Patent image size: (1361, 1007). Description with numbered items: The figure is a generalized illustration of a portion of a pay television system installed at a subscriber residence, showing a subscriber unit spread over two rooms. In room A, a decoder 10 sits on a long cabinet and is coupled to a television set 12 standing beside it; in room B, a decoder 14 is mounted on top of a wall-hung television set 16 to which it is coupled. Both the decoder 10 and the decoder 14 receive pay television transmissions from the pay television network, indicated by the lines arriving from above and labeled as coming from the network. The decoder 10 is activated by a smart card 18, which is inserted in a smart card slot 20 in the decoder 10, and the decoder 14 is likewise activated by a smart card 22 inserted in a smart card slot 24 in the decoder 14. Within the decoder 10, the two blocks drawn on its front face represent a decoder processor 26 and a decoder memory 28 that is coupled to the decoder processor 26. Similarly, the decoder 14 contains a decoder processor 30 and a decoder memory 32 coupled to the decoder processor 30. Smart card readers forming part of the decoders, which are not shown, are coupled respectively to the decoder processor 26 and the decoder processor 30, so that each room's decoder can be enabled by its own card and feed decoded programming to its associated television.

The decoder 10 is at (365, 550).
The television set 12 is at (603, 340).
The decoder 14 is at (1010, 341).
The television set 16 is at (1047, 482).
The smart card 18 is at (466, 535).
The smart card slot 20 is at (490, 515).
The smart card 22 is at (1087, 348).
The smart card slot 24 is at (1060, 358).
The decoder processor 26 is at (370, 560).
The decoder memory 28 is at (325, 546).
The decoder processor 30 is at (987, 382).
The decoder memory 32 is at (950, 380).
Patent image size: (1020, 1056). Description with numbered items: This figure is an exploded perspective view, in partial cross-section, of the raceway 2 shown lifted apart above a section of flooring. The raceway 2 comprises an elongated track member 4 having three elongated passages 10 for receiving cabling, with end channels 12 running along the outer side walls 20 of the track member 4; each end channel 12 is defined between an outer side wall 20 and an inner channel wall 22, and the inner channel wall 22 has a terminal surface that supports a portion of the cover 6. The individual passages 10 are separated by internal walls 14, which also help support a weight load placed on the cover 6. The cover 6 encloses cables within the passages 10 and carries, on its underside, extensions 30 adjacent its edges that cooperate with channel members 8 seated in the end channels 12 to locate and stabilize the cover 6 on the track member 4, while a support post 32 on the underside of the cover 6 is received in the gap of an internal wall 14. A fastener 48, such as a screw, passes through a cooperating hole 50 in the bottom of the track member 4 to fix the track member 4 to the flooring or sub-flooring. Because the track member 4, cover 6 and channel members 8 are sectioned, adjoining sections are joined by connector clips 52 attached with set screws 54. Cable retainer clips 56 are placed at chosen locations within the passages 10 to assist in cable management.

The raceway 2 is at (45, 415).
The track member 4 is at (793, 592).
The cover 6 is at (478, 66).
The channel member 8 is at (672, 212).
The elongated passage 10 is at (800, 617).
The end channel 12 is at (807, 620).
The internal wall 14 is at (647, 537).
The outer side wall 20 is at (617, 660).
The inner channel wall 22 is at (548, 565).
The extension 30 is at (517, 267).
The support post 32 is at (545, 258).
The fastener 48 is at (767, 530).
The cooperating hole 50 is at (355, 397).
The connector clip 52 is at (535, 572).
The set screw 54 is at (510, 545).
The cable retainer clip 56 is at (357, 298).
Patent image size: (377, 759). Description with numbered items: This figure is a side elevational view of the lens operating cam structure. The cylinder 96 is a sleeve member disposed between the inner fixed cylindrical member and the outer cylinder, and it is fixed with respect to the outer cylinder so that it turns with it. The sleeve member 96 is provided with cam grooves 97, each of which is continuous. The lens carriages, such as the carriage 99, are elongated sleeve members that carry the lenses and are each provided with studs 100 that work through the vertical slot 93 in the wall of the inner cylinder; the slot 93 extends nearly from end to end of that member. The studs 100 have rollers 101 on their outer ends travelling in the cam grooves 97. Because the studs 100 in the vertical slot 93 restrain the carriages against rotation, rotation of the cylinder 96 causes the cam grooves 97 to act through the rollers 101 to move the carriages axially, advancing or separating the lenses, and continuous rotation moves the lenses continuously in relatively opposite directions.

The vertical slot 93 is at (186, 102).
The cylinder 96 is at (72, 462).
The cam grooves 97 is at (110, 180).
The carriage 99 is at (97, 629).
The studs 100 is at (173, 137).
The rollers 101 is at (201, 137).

+ + + +

▶ _Задание_
Поменяйте во всех приведённых выше пунктах «Patent image size» на «Figure dimensions» и выпишите их заново. Больше ничего не меняйте.

▶ _Результат выполнения_
Figure dimensions: (1361, 1007). Description with numbered items: The figure is a generalized illustration of a portion of a pay television system installed at a subscriber residence, showing a subscriber unit spread over two rooms. In room A, a decoder 10 sits on a long cabinet and is coupled to a television set 12 standing beside it; in room B, a decoder 14 is mounted on top of a wall-hung television set 16 to which it is coupled. Both the decoder 10 and the decoder 14 receive pay television transmissions from the pay television network, indicated by the lines arriving from above and labeled as coming from the network. The decoder 10 is activated by a smart card 18, which is inserted in a smart card slot 20 in the decoder 10, and the decoder 14 is likewise activated by a smart card 22 inserted in a smart card slot 24 in the decoder 14. Within the decoder 10, the two blocks drawn on its front face represent a decoder processor 26 and a decoder memory 28 that is coupled to the decoder processor 26. Similarly, the decoder 14 contains a decoder processor 30 and a decoder memory 32 coupled to the decoder processor 30. Smart card readers forming part of the decoders, which are not shown, are coupled respectively to the decoder processor 26 and the decoder processor 30, so that each room's decoder can be enabled by its own card and feed decoded programming to its associated television.

The decoder 10 is at (365, 550).
The television set 12 is at (603, 340).
The decoder 14 is at (1010, 341).
The television set 16 is at (1047, 482).
The smart card 18 is at (466, 535).
The smart card slot 20 is at (490, 515).
The smart card 22 is at (1087, 348).
The smart card slot 24 is at (1060, 358).
The decoder processor 26 is at (370, 560).
The decoder memory 28 is at (325, 546).
The decoder processor 30 is at (987, 382).
The decoder memory 32 is at (950, 380).
Figure dimensions: (1020, 1056). Description with numbered items: This figure is an exploded perspective view, in partial cross-section, of the raceway 2 shown lifted apart above a section of flooring. The raceway 2 comprises an elongated track member 4 having three elongated passages 10 for receiving cabling, with end channels 12 running along the outer side walls 20 of the track member 4; each end channel 12 is defined between an outer side wall 20 and an inner channel wall 22, and the inner channel wall 22 has a terminal surface that supports a portion of the cover 6. The individual passages 10 are separated by internal walls 14, which also help support a weight load placed on the cover 6. The cover 6 encloses cables within the passages 10 and carries, on its underside, extensions 30 adjacent its edges that cooperate with channel members 8 seated in the end channels 12 to locate and stabilize the cover 6 on the track member 4, while a support post 32 on the underside of the cover 6 is received in the gap of an internal wall 14. A fastener 48, such as a screw, passes through a cooperating hole 50 in the bottom of the track member 4 to fix the track member 4 to the flooring or sub-flooring. Because the track member 4, cover 6 and channel members 8 are sectioned, adjoining sections are joined by connector clips 52 attached with set screws 54. Cable retainer clips 56 are placed at chosen locations within the passages 10 to assist in cable management.

The raceway 2 is at (45, 415).
The track member 4 is at (793, 592).
The cover 6 is at (478, 66).
The channel member 8 is at (672, 212).
The elongated passage 10 is at (800, 617).
The end channel 12 is at (807, 620).
The internal wall 14 is at (647, 537).
The outer side wall 20 is at (617, 660).
The inner channel wall 22 is at (548, 565).
The extension 30 is at (517, 267).
The support post 32 is at (545, 258).
The fastener 48 is at (767, 530).
The cooperating hole 50 is at (355, 397).
The connector clip 52 is at (535, 572).
The set screw 54 is at (510, 545).
The cable retainer clip 56 is at (357, 298).
Figure dimensions: (377, 759). Description with numbered items: This figure is a side elevational view of the lens operating cam structure. The cylinder 96 is a sleeve member disposed between the inner fixed cylindrical member and the outer cylinder, and it is fixed with respect to the outer cylinder so that it turns with it. The sleeve member 96 is provided with cam grooves 97, each of which is continuous. The lens carriages, such as the carriage 99, are elongated sleeve members that carry the lenses and are each provided with studs 100 that work through the vertical slot 93 in the wall of the inner cylinder; the slot 93 extends nearly from end to end of that member. The studs 100 have rollers 101 on their outer ends travelling in the cam grooves 97. Because the studs 100 in the vertical slot 93 restrain the carriages against rotation, rotation of the cylinder 96 causes the cam grooves 97 to act through the rollers 101 to move the carriages axially, advancing or separating the lenses, and continuous rotation moves the lenses continuously in relatively opposite directions.

The vertical slot 93 is at (186, 102).
The cylinder 96 is at (72, 462).
The cam grooves 97 is at (110, 180).
The carriage 99 is at (97, 629).
The studs 100 is at (173, 137).
The rollers 101 is at (201, 137).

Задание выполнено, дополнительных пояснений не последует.